## DO THIS
Identify the lines that contain the word "with", then copy them.
-- START OF DATA ROWS --
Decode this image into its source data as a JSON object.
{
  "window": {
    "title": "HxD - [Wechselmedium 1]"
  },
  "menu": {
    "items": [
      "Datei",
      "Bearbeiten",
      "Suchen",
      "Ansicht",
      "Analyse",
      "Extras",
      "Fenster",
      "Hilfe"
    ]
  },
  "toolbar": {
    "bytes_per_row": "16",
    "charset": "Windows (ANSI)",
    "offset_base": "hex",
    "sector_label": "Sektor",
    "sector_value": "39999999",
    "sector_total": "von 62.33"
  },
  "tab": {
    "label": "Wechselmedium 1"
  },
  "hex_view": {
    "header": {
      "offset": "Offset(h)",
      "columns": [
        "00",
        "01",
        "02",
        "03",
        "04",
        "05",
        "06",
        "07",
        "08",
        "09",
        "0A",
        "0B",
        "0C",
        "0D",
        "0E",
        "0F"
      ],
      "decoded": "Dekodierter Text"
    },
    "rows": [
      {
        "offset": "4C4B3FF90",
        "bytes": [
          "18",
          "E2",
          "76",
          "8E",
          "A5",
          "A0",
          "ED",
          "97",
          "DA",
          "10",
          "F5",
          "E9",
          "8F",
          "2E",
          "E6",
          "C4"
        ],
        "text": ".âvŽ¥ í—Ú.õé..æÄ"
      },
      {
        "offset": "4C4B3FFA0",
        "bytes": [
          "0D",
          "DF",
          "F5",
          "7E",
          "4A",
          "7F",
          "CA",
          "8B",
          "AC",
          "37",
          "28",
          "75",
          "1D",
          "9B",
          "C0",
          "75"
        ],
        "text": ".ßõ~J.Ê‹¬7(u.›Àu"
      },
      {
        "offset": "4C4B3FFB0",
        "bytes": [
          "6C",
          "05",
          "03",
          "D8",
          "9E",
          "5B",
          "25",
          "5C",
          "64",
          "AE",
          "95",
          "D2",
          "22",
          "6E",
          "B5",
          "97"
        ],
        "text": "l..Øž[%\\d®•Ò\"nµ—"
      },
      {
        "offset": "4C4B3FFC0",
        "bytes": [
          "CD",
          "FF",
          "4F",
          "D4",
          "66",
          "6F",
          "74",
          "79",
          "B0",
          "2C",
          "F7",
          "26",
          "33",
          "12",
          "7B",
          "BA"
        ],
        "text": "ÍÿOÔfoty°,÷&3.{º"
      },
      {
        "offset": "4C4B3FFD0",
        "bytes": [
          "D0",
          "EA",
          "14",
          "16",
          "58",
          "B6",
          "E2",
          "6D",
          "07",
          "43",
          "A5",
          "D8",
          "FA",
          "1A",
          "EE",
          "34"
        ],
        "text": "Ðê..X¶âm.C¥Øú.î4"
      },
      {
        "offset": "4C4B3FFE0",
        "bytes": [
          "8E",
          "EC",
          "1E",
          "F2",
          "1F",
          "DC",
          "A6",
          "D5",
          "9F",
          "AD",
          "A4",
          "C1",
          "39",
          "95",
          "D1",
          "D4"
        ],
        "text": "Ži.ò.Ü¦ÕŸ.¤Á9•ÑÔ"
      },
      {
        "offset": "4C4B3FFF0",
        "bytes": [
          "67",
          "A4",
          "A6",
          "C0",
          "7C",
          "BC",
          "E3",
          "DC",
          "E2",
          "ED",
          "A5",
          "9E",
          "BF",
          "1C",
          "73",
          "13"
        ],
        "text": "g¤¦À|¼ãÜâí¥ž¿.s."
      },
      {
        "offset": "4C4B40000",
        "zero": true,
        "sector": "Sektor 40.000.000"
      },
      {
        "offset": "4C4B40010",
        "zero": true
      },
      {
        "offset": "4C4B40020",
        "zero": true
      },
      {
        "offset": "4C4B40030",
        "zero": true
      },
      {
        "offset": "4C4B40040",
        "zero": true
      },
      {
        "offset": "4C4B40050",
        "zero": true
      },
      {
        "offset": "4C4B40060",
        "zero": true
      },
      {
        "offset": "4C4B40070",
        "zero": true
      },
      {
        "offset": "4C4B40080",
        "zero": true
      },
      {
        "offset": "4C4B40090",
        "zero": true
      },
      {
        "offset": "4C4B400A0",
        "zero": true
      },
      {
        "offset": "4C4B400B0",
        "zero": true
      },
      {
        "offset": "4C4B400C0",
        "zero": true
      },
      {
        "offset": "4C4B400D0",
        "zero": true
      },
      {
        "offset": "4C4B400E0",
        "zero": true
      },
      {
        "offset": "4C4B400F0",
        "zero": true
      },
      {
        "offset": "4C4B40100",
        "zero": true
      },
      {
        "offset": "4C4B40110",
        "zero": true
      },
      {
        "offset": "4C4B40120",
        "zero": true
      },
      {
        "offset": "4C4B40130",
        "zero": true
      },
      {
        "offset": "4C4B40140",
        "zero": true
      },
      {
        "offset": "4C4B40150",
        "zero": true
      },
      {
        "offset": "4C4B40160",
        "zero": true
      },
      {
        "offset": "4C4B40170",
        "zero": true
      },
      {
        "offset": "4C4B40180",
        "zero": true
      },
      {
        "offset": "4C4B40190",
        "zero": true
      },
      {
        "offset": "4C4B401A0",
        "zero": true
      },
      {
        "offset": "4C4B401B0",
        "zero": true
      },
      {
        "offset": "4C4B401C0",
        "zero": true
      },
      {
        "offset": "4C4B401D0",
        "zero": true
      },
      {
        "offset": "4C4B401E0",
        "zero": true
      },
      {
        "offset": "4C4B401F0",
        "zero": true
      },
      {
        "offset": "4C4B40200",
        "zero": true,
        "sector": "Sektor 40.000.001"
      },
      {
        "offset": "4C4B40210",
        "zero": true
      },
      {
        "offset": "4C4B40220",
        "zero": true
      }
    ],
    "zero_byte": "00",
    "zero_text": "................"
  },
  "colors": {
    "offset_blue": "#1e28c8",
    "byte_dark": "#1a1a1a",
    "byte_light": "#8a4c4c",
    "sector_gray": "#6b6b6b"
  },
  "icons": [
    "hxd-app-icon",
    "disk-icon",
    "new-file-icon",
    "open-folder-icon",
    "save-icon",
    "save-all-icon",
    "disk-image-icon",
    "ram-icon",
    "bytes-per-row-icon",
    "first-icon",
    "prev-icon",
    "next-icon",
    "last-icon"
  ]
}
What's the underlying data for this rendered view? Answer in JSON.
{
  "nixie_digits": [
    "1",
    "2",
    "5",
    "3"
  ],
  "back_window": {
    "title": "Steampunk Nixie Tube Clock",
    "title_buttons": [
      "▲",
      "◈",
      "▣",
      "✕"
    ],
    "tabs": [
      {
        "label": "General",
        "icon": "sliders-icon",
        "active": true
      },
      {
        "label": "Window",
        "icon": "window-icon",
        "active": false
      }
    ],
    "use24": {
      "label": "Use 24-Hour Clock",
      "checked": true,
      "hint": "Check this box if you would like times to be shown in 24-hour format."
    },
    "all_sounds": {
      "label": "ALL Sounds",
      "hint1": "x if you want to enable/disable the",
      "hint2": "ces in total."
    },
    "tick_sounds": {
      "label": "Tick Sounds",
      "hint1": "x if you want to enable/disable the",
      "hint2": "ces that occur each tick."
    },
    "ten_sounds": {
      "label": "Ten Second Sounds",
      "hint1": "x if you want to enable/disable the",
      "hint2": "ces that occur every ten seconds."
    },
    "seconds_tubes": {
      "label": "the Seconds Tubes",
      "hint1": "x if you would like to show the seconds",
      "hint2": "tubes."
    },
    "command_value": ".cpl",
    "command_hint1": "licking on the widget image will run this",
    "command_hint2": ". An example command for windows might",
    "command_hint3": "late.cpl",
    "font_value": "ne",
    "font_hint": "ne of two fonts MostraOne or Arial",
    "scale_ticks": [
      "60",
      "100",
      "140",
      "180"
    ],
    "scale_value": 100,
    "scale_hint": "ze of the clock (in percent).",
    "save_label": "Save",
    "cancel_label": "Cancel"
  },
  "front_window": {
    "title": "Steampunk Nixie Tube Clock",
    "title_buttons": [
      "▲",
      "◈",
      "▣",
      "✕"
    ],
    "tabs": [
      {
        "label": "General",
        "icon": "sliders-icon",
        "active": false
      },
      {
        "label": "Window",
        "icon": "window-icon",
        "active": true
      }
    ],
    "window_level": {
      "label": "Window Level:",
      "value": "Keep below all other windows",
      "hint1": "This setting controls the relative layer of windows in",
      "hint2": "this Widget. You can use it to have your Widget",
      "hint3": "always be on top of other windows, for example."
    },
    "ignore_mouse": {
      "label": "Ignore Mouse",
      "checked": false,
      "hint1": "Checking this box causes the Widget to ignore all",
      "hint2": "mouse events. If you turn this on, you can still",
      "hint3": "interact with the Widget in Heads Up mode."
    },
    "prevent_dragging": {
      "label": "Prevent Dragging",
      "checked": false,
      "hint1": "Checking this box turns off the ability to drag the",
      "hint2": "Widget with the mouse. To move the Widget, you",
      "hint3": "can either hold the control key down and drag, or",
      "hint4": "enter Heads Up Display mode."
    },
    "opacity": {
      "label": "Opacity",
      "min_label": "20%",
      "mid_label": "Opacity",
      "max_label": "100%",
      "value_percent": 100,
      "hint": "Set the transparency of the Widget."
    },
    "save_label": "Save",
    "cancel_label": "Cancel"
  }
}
-- END OF DATA ROWS --
## COMPLETE OUTPUT
      "hint3": "interact with the Widget in Heads Up mode."
      "hint2": "Widget with the mouse. To move the Widget, you",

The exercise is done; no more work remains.